# Job:
Filter the lines below, copying only those with the string "this".

# Excerpted data:
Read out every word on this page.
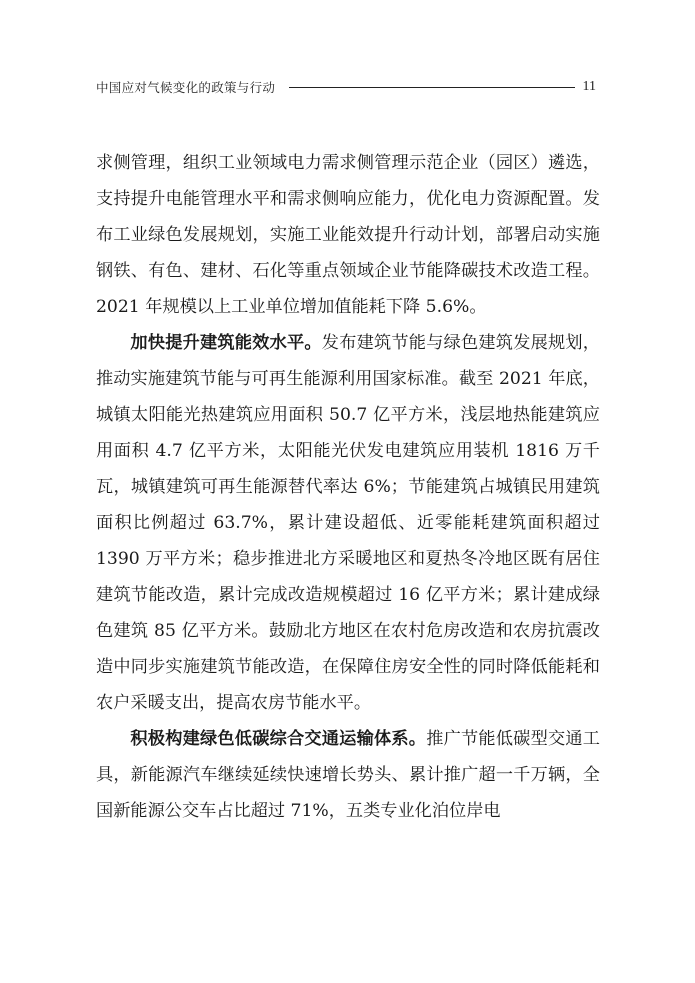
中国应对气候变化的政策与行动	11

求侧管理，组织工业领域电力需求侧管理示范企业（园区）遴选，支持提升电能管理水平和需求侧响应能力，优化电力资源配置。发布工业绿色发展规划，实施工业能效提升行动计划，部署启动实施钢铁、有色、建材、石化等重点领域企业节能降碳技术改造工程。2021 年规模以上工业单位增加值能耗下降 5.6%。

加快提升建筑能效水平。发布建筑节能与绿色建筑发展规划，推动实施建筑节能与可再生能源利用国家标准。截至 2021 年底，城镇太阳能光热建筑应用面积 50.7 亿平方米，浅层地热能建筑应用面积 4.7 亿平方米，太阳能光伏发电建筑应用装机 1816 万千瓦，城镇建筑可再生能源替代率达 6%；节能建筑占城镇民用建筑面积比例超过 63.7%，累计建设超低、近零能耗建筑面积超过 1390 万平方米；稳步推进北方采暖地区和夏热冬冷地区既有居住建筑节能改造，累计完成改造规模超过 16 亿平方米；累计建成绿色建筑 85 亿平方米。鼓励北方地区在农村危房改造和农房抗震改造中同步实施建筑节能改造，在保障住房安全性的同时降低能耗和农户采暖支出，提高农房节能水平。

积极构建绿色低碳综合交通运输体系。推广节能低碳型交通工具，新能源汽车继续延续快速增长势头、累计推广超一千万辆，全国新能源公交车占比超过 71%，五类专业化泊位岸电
...
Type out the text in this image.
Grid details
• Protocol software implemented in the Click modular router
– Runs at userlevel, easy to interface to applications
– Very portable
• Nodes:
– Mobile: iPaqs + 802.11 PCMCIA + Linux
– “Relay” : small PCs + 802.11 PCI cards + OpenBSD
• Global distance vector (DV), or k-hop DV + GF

# Expected answer:
Read out every word on this page.
Type out the text in this image.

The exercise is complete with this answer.